Check each line of the listing, and copy it if it contains the word "anderen".

[EXERCISE MATERIALS start]

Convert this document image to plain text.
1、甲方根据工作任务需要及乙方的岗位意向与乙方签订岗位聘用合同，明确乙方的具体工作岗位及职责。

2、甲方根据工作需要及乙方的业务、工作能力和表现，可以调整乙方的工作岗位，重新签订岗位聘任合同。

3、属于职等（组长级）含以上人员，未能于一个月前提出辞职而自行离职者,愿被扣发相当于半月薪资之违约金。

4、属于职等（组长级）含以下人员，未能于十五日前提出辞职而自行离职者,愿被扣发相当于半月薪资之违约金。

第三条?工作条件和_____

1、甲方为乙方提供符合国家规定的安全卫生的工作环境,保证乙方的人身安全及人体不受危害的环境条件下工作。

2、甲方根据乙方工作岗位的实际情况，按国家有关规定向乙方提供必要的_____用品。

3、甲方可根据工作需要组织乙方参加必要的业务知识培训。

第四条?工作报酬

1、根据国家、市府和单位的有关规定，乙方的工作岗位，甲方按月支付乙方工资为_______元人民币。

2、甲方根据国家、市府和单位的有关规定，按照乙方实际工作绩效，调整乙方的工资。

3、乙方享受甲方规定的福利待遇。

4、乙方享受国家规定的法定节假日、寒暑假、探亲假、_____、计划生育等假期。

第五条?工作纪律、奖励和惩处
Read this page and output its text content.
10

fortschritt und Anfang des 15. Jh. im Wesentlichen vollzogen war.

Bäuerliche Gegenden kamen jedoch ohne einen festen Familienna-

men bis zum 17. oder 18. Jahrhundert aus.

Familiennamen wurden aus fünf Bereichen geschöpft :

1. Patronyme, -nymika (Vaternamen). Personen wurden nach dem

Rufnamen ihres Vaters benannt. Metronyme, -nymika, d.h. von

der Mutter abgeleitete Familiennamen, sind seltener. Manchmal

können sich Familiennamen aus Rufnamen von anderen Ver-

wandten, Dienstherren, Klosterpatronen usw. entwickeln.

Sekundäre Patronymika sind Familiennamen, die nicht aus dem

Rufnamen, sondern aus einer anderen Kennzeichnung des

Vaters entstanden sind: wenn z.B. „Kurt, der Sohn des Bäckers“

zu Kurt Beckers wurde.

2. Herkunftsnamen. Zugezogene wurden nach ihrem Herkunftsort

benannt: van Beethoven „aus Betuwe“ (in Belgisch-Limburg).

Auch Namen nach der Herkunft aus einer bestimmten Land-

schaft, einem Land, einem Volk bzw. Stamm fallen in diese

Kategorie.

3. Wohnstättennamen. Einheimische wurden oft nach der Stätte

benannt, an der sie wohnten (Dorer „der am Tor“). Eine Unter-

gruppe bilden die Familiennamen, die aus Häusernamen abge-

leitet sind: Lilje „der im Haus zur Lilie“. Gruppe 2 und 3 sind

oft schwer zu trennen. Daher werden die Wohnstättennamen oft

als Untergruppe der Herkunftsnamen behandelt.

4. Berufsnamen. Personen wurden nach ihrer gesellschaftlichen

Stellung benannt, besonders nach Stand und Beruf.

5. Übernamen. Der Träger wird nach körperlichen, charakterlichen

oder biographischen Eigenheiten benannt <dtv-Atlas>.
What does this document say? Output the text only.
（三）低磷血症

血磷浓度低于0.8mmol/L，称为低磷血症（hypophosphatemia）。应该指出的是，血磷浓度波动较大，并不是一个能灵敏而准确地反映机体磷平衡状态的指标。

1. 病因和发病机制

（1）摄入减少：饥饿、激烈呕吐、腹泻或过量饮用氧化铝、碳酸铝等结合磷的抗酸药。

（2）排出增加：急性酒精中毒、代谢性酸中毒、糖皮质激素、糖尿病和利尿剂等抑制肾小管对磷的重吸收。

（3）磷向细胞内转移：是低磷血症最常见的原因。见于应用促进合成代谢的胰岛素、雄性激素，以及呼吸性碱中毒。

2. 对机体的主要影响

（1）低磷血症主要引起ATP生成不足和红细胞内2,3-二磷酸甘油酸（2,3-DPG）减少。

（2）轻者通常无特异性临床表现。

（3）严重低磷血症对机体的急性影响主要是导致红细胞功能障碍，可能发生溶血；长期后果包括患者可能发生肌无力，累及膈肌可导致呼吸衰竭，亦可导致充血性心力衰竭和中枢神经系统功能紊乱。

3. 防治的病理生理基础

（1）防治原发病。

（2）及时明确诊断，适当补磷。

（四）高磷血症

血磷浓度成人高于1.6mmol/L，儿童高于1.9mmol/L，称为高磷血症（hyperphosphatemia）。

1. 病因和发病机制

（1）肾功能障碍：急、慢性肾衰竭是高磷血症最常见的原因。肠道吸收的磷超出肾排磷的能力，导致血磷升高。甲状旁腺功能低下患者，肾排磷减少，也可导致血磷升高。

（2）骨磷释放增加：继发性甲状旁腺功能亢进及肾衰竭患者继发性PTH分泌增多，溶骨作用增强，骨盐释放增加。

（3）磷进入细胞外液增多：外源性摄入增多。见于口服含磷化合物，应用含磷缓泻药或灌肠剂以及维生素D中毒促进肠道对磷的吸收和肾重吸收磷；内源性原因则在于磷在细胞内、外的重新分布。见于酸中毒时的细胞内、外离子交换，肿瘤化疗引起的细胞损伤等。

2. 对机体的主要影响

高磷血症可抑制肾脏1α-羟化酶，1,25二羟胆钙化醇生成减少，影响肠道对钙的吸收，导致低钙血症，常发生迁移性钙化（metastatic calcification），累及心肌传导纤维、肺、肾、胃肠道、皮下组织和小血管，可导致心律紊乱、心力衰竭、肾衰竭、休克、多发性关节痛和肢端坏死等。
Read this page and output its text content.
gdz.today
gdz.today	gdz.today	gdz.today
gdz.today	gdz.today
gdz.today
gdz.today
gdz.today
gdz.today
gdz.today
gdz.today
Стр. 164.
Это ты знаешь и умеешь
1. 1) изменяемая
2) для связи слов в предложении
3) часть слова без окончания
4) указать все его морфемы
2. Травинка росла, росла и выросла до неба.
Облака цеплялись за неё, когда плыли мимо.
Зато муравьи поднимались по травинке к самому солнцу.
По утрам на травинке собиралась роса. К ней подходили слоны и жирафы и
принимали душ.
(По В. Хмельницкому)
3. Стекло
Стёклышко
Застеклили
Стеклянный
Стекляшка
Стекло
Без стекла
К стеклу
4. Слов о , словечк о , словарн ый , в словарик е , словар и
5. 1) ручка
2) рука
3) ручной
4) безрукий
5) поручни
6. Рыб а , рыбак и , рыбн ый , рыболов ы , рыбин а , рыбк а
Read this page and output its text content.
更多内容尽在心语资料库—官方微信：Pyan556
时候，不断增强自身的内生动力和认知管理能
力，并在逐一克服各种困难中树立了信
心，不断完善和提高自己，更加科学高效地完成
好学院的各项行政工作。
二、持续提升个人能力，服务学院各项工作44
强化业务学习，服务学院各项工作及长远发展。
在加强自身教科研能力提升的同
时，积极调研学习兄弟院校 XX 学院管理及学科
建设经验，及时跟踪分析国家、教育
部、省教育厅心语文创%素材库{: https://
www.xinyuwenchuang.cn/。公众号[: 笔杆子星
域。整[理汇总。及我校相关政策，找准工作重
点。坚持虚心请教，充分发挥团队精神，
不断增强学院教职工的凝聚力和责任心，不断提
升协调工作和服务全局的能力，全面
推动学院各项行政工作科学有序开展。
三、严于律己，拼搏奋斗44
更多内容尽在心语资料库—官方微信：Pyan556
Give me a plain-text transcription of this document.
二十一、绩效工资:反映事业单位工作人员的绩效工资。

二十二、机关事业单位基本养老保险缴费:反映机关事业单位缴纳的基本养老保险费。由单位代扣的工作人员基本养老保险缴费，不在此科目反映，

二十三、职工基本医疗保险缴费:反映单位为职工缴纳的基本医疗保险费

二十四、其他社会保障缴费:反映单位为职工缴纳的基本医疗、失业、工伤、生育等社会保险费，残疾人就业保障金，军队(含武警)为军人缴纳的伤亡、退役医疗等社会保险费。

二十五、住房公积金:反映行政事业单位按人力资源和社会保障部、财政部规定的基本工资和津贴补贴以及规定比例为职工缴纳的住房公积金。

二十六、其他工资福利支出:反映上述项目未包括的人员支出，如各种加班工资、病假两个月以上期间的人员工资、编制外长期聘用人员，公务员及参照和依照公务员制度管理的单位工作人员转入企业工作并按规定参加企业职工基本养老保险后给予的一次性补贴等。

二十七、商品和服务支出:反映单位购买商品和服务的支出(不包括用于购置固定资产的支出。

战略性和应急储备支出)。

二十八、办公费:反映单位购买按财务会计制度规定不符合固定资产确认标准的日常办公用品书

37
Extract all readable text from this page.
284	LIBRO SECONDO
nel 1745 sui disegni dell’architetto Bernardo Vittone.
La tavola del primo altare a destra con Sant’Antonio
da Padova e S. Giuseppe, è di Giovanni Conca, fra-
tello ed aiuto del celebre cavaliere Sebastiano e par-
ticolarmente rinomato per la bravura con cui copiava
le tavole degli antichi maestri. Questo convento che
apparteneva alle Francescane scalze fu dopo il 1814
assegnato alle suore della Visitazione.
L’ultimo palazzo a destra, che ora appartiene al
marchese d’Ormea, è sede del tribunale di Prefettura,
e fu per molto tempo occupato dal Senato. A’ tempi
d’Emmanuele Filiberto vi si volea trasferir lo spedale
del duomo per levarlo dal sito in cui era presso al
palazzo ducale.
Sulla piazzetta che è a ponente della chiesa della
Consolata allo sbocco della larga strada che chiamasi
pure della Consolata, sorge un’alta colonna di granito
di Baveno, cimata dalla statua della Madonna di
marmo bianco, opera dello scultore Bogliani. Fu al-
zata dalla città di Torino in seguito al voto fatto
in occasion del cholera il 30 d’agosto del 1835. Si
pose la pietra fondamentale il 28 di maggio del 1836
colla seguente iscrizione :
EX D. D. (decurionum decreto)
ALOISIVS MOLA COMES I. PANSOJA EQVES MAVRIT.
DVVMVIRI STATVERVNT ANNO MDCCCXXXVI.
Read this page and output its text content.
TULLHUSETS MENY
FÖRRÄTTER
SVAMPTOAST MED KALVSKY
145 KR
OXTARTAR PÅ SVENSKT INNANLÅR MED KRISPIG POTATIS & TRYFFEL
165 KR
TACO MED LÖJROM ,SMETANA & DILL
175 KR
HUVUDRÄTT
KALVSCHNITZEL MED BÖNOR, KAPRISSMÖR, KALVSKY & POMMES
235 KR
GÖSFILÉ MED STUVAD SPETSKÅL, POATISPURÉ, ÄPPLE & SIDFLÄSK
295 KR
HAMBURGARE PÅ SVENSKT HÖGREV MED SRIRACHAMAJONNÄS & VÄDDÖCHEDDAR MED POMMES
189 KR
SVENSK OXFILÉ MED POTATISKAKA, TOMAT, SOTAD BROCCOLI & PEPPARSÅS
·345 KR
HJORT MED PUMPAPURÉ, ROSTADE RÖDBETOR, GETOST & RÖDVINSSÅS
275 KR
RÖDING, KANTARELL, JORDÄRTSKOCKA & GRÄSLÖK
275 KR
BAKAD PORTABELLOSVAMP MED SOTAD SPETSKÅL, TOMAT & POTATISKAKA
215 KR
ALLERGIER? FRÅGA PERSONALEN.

[EXERCISE MATERIALS end]

ANSWER TO THE PROBLEM:
können sich Familiennamen aus Rufnamen von anderen Ver-
Rufnamen, sondern aus einer anderen Kennzeichnung des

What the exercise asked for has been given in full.